──────── MATERIAL FOR THIS TASK

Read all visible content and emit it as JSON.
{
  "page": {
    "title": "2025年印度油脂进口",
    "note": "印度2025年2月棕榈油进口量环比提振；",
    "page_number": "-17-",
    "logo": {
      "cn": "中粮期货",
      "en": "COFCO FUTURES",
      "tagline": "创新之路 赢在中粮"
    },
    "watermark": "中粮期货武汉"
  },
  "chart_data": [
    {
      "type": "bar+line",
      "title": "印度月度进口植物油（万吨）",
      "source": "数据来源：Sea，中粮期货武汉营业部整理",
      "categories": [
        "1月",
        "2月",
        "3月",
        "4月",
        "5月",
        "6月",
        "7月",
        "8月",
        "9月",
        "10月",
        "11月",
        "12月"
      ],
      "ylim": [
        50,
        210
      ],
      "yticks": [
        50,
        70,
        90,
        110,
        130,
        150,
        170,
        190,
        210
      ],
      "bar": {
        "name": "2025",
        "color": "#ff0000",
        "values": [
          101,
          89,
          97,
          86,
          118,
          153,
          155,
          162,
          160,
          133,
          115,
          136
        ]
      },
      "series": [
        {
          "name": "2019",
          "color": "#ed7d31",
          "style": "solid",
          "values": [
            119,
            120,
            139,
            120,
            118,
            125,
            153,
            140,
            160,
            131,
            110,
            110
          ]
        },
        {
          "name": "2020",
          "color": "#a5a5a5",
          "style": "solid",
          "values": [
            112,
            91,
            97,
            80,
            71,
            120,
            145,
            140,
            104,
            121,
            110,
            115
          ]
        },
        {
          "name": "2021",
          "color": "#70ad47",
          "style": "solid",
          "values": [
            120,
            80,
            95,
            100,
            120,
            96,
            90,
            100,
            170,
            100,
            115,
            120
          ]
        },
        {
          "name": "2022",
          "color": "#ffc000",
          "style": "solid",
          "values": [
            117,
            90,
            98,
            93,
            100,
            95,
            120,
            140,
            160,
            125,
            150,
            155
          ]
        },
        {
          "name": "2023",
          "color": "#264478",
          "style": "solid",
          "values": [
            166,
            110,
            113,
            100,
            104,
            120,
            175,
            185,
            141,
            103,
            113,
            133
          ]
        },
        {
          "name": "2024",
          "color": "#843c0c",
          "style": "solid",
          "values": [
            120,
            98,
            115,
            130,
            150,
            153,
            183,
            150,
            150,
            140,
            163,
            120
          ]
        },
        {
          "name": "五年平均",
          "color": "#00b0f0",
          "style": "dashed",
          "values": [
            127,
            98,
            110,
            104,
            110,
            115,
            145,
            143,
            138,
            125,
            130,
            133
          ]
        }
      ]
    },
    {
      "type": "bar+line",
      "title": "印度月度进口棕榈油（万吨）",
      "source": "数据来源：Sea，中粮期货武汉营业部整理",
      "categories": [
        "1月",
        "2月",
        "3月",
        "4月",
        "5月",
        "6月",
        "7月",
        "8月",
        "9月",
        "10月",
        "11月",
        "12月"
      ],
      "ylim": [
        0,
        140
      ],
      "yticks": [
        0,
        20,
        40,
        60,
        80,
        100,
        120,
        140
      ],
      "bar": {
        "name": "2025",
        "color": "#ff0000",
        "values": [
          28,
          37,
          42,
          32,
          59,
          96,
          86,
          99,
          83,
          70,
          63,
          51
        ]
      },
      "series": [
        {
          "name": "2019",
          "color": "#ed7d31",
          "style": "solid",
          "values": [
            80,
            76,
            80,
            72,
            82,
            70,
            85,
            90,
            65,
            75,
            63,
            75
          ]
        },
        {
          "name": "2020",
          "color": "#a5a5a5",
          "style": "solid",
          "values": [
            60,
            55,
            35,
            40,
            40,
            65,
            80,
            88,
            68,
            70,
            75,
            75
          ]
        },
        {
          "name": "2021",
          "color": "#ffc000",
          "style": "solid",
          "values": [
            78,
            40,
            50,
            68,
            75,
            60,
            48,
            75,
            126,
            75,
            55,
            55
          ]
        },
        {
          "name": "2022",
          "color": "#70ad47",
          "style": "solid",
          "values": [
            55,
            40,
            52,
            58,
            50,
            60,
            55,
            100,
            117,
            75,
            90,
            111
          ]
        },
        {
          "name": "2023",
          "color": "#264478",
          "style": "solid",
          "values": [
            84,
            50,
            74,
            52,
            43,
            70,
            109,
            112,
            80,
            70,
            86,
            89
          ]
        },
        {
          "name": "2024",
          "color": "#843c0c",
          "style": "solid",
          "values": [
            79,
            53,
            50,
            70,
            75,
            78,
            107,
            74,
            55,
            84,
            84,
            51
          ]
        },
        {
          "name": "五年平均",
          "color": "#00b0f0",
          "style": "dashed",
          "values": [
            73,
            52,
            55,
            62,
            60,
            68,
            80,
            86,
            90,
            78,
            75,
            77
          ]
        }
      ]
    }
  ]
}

────────────────

■ **WHAT NEEDS TO BE DONE**: Each record must be repeated exactly as it is.

■ **CORRECT RESULT**:
Read all visible content and emit it as JSON.
{
  "page": {
    "title": "2025年印度油脂进口",
    "note": "印度2025年2月棕榈油进口量环比提振；",
    "page_number": "-17-",
    "logo": {
      "cn": "中粮期货",
      "en": "COFCO FUTURES",
      "tagline": "创新之路 赢在中粮"
    },
    "watermark": "中粮期货武汉"
  },
  "chart_data": [
    {
      "type": "bar+line",
      "title": "印度月度进口植物油（万吨）",
      "source": "数据来源：Sea，中粮期货武汉营业部整理",
      "categories": [
        "1月",
        "2月",
        "3月",
        "4月",
        "5月",
        "6月",
        "7月",
        "8月",
        "9月",
        "10月",
        "11月",
        "12月"
      ],
      "ylim": [
        50,
        210
      ],
      "yticks": [
        50,
        70,
        90,
        110,
        130,
        150,
        170,
        190,
        210
      ],
      "bar": {
        "name": "2025",
        "color": "#ff0000",
        "values": [
          101,
          89,
          97,
          86,
          118,
          153,
          155,
          162,
          160,
          133,
          115,
          136
        ]
      },
      "series": [
        {
          "name": "2019",
          "color": "#ed7d31",
          "style": "solid",
          "values": [
            119,
            120,
            139,
            120,
            118,
            125,
            153,
            140,
            160,
            131,
            110,
            110
          ]
        },
        {
          "name": "2020",
          "color": "#a5a5a5",
          "style": "solid",
          "values": [
            112,
            91,
            97,
            80,
            71,
            120,
            145,
            140,
            104,
            121,
            110,
            115
          ]
        },
        {
          "name": "2021",
          "color": "#70ad47",
          "style": "solid",
          "values": [
            120,
            80,
            95,
            100,
            120,
            96,
            90,
            100,
            170,
            100,
            115,
            120
          ]
        },
        {
          "name": "2022",
          "color": "#ffc000",
          "style": "solid",
          "values": [
            117,
            90,
            98,
            93,
            100,
            95,
            120,
            140,
            160,
            125,
            150,
            155
          ]
        },
        {
          "name": "2023",
          "color": "#264478",
          "style": "solid",
          "values": [
            166,
            110,
            113,
            100,
            104,
            120,
            175,
            185,
            141,
            103,
            113,
            133
          ]
        },
        {
          "name": "2024",
          "color": "#843c0c",
          "style": "solid",
          "values": [
            120,
            98,
            115,
            130,
            150,
            153,
            183,
            150,
            150,
            140,
            163,
            120
          ]
        },
        {
          "name": "五年平均",
          "color": "#00b0f0",
          "style": "dashed",
          "values": [
            127,
            98,
            110,
            104,
            110,
            115,
            145,
            143,
            138,
            125,
            130,
            133
          ]
        }
      ]
    },
    {
      "type": "bar+line",
      "title": "印度月度进口棕榈油（万吨）",
      "source": "数据来源：Sea，中粮期货武汉营业部整理",
      "categories": [
        "1月",
        "2月",
        "3月",
        "4月",
        "5月",
        "6月",
        "7月",
        "8月",
        "9月",
        "10月",
        "11月",
        "12月"
      ],
      "ylim": [
        0,
        140
      ],
      "yticks": [
        0,
        20,
        40,
        60,
        80,
        100,
        120,
        140
      ],
      "bar": {
        "name": "2025",
        "color": "#ff0000",
        "values": [
          28,
          37,
          42,
          32,
          59,
          96,
          86,
          99,
          83,
          70,
          63,
          51
        ]
      },
      "series": [
        {
          "name": "2019",
          "color": "#ed7d31",
          "style": "solid",
          "values": [
            80,
            76,
            80,
            72,
            82,
            70,
            85,
            90,
            65,
            75,
            63,
            75
          ]
        },
        {
          "name": "2020",
          "color": "#a5a5a5",
          "style": "solid",
          "values": [
            60,
            55,
            35,
            40,
            40,
            65,
            80,
            88,
            68,
            70,
            75,
            75
          ]
        },
        {
          "name": "2021",
          "color": "#ffc000",
          "style": "solid",
          "values": [
            78,
            40,
            50,
            68,
            75,
            60,
            48,
            75,
            126,
            75,
            55,
            55
          ]
        },
        {
          "name": "2022",
          "color": "#70ad47",
          "style": "solid",
          "values": [
            55,
            40,
            52,
            58,
            50,
            60,
            55,
            100,
            117,
            75,
            90,
            111
          ]
        },
        {
          "name": "2023",
          "color": "#264478",
          "style": "solid",
          "values": [
            84,
            50,
            74,
            52,
            43,
            70,
            109,
            112,
            80,
            70,
            86,
            89
          ]
        },
        {
          "name": "2024",
          "color": "#843c0c",
          "style": "solid",
          "values": [
            79,
            53,
            50,
            70,
            75,
            78,
            107,
            74,
            55,
            84,
            84,
            51
          ]
        },
        {
          "name": "五年平均",
          "color": "#00b0f0",
          "style": "dashed",
          "values": [
            73,
            52,
            55,
            62,
            60,
            68,
            80,
            86,
            90,
            78,
            75,
            77
          ]
        }
      ]
    }
  ]
}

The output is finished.